[Data for this exercise]
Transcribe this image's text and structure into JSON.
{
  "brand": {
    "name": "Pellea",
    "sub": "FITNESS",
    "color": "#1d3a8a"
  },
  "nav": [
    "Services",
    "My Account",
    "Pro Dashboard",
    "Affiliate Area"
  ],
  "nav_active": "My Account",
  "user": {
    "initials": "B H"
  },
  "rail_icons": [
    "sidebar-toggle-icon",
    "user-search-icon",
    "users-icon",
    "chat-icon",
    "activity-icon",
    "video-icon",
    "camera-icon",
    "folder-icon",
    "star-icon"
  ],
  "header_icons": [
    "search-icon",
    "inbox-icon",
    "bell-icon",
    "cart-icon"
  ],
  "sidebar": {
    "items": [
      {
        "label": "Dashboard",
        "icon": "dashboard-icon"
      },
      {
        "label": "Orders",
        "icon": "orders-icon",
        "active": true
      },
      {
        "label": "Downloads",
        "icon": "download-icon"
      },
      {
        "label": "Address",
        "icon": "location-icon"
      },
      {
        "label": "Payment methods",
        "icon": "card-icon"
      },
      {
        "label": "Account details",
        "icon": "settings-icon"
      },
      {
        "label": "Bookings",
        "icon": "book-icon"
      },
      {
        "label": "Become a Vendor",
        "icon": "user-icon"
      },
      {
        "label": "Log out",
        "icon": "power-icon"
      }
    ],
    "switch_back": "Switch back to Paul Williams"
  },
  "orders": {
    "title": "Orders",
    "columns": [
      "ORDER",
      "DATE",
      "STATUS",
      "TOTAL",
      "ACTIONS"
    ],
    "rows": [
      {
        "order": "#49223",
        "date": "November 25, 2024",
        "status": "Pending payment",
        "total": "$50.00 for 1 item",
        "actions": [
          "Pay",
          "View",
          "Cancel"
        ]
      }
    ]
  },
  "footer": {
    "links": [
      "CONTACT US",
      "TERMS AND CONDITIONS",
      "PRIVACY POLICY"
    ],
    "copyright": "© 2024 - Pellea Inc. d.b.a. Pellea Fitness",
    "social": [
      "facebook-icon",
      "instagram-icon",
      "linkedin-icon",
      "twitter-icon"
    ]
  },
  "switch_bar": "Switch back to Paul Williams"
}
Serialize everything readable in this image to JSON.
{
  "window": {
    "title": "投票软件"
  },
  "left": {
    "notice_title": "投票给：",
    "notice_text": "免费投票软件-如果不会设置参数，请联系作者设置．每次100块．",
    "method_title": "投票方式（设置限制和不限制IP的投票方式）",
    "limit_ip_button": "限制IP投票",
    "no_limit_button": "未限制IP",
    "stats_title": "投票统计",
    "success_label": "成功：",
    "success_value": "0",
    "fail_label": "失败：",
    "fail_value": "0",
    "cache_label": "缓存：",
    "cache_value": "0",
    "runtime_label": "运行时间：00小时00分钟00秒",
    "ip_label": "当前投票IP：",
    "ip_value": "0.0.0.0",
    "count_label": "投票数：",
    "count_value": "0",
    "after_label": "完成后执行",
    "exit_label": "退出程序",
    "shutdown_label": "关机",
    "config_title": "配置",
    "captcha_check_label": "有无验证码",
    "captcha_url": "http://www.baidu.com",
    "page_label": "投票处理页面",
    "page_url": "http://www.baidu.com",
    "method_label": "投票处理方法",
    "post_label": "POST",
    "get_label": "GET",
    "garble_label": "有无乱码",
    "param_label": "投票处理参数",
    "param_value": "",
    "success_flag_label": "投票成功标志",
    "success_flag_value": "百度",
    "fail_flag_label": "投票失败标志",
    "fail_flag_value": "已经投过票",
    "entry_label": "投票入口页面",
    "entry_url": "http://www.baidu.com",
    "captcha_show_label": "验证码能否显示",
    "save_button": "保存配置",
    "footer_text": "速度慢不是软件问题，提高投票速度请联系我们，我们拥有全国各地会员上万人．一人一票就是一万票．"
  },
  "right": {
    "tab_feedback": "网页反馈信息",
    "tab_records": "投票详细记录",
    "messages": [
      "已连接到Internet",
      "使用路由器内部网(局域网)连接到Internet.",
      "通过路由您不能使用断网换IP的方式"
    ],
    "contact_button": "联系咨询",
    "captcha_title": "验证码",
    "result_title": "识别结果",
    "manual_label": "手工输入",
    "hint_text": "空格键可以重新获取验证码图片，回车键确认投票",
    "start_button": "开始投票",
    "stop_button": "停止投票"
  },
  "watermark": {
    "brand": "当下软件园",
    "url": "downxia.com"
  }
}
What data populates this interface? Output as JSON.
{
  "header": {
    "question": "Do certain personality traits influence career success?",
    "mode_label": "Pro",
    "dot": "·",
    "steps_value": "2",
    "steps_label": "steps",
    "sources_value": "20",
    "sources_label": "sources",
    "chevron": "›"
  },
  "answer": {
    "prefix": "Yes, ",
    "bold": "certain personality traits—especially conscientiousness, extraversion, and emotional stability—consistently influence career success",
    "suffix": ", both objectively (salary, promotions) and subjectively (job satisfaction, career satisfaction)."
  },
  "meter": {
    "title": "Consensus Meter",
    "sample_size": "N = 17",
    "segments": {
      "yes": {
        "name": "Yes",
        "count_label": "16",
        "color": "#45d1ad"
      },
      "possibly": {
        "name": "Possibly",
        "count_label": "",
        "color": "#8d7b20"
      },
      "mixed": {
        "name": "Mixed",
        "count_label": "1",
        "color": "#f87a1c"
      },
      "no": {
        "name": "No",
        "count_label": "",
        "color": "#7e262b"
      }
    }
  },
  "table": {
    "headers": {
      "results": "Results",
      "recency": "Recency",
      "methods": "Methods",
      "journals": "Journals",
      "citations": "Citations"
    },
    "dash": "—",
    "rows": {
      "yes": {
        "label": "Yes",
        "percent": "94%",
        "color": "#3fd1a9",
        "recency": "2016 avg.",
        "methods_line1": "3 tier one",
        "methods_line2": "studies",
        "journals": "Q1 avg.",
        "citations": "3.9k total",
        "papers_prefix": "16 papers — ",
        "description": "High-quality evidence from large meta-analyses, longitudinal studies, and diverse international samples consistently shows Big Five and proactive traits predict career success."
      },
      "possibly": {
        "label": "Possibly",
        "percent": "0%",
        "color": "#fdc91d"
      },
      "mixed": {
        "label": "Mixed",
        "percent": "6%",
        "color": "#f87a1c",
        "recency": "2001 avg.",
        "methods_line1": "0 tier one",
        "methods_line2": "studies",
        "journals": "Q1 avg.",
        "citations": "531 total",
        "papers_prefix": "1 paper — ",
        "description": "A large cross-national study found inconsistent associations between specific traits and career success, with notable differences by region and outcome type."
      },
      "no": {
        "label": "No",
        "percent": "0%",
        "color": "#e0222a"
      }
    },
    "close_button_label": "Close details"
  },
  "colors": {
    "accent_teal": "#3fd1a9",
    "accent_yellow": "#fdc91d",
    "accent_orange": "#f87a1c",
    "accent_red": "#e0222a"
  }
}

[Task brief] Write down the full listing again, exactly.

[The output]
Transcribe this image's text and structure into JSON.
{
  "brand": {
    "name": "Pellea",
    "sub": "FITNESS",
    "color": "#1d3a8a"
  },
  "nav": [
    "Services",
    "My Account",
    "Pro Dashboard",
    "Affiliate Area"
  ],
  "nav_active": "My Account",
  "user": {
    "initials": "B H"
  },
  "rail_icons": [
    "sidebar-toggle-icon",
    "user-search-icon",
    "users-icon",
    "chat-icon",
    "activity-icon",
    "video-icon",
    "camera-icon",
    "folder-icon",
    "star-icon"
  ],
  "header_icons": [
    "search-icon",
    "inbox-icon",
    "bell-icon",
    "cart-icon"
  ],
  "sidebar": {
    "items": [
      {
        "label": "Dashboard",
        "icon": "dashboard-icon"
      },
      {
        "label": "Orders",
        "icon": "orders-icon",
        "active": true
      },
      {
        "label": "Downloads",
        "icon": "download-icon"
      },
      {
        "label": "Address",
        "icon": "location-icon"
      },
      {
        "label": "Payment methods",
        "icon": "card-icon"
      },
      {
        "label": "Account details",
        "icon": "settings-icon"
      },
      {
        "label": "Bookings",
        "icon": "book-icon"
      },
      {
        "label": "Become a Vendor",
        "icon": "user-icon"
      },
      {
        "label": "Log out",
        "icon": "power-icon"
      }
    ],
    "switch_back": "Switch back to Paul Williams"
  },
  "orders": {
    "title": "Orders",
    "columns": [
      "ORDER",
      "DATE",
      "STATUS",
      "TOTAL",
      "ACTIONS"
    ],
    "rows": [
      {
        "order": "#49223",
        "date": "November 25, 2024",
        "status": "Pending payment",
        "total": "$50.00 for 1 item",
        "actions": [
          "Pay",
          "View",
          "Cancel"
        ]
      }
    ]
  },
  "footer": {
    "links": [
      "CONTACT US",
      "TERMS AND CONDITIONS",
      "PRIVACY POLICY"
    ],
    "copyright": "© 2024 - Pellea Inc. d.b.a. Pellea Fitness",
    "social": [
      "facebook-icon",
      "instagram-icon",
      "linkedin-icon",
      "twitter-icon"
    ]
  },
  "switch_bar": "Switch back to Paul Williams"
}
Serialize everything readable in this image to JSON.
{
  "window": {
    "title": "投票软件"
  },
  "left": {
    "notice_title": "投票给：",
    "notice_text": "免费投票软件-如果不会设置参数，请联系作者设置．每次100块．",
    "method_title": "投票方式（设置限制和不限制IP的投票方式）",
    "limit_ip_button": "限制IP投票",
    "no_limit_button": "未限制IP",
    "stats_title": "投票统计",
    "success_label": "成功：",
    "success_value": "0",
    "fail_label": "失败：",
    "fail_value": "0",
    "cache_label": "缓存：",
    "cache_value": "0",
    "runtime_label": "运行时间：00小时00分钟00秒",
    "ip_label": "当前投票IP：",
    "ip_value": "0.0.0.0",
    "count_label": "投票数：",
    "count_value": "0",
    "after_label": "完成后执行",
    "exit_label": "退出程序",
    "shutdown_label": "关机",
    "config_title": "配置",
    "captcha_check_label": "有无验证码",
    "captcha_url": "http://www.baidu.com",
    "page_label": "投票处理页面",
    "page_url": "http://www.baidu.com",
    "method_label": "投票处理方法",
    "post_label": "POST",
    "get_label": "GET",
    "garble_label": "有无乱码",
    "param_label": "投票处理参数",
    "param_value": "",
    "success_flag_label": "投票成功标志",
    "success_flag_value": "百度",
    "fail_flag_label": "投票失败标志",
    "fail_flag_value": "已经投过票",
    "entry_label": "投票入口页面",
    "entry_url": "http://www.baidu.com",
    "captcha_show_label": "验证码能否显示",
    "save_button": "保存配置",
    "footer_text": "速度慢不是软件问题，提高投票速度请联系我们，我们拥有全国各地会员上万人．一人一票就是一万票．"
  },
  "right": {
    "tab_feedback": "网页反馈信息",
    "tab_records": "投票详细记录",
    "messages": [
      "已连接到Internet",
      "使用路由器内部网(局域网)连接到Internet.",
      "通过路由您不能使用断网换IP的方式"
    ],
    "contact_button": "联系咨询",
    "captcha_title": "验证码",
    "result_title": "识别结果",
    "manual_label": "手工输入",
    "hint_text": "空格键可以重新获取验证码图片，回车键确认投票",
    "start_button": "开始投票",
    "stop_button": "停止投票"
  },
  "watermark": {
    "brand": "当下软件园",
    "url": "downxia.com"
  }
}
What data populates this interface? Output as JSON.
{
  "header": {
    "question": "Do certain personality traits influence career success?",
    "mode_label": "Pro",
    "dot": "·",
    "steps_value": "2",
    "steps_label": "steps",
    "sources_value": "20",
    "sources_label": "sources",
    "chevron": "›"
  },
  "answer": {
    "prefix": "Yes, ",
    "bold": "certain personality traits—especially conscientiousness, extraversion, and emotional stability—consistently influence career success",
    "suffix": ", both objectively (salary, promotions) and subjectively (job satisfaction, career satisfaction)."
  },
  "meter": {
    "title": "Consensus Meter",
    "sample_size": "N = 17",
    "segments": {
      "yes": {
        "name": "Yes",
        "count_label": "16",
        "color": "#45d1ad"
      },
      "possibly": {
        "name": "Possibly",
        "count_label": "",
        "color": "#8d7b20"
      },
      "mixed": {
        "name": "Mixed",
        "count_label": "1",
        "color": "#f87a1c"
      },
      "no": {
        "name": "No",
        "count_label": "",
        "color": "#7e262b"
      }
    }
  },
  "table": {
    "headers": {
      "results": "Results",
      "recency": "Recency",
      "methods": "Methods",
      "journals": "Journals",
      "citations": "Citations"
    },
    "dash": "—",
    "rows": {
      "yes": {
        "label": "Yes",
        "percent": "94%",
        "color": "#3fd1a9",
        "recency": "2016 avg.",
        "methods_line1": "3 tier one",
        "methods_line2": "studies",
        "journals": "Q1 avg.",
        "citations": "3.9k total",
        "papers_prefix": "16 papers — ",
        "description": "High-quality evidence from large meta-analyses, longitudinal studies, and diverse international samples consistently shows Big Five and proactive traits predict career success."
      },
      "possibly": {
        "label": "Possibly",
        "percent": "0%",
        "color": "#fdc91d"
      },
      "mixed": {
        "label": "Mixed",
        "percent": "6%",
        "color": "#f87a1c",
        "recency": "2001 avg.",
        "methods_line1": "0 tier one",
        "methods_line2": "studies",
        "journals": "Q1 avg.",
        "citations": "531 total",
        "papers_prefix": "1 paper — ",
        "description": "A large cross-national study found inconsistent associations between specific traits and career success, with notable differences by region and outcome type."
      },
      "no": {
        "label": "No",
        "percent": "0%",
        "color": "#e0222a"
      }
    },
    "close_button_label": "Close details"
  },
  "colors": {
    "accent_teal": "#3fd1a9",
    "accent_yellow": "#fdc91d",
    "accent_orange": "#f87a1c",
    "accent_red": "#e0222a"
  }
}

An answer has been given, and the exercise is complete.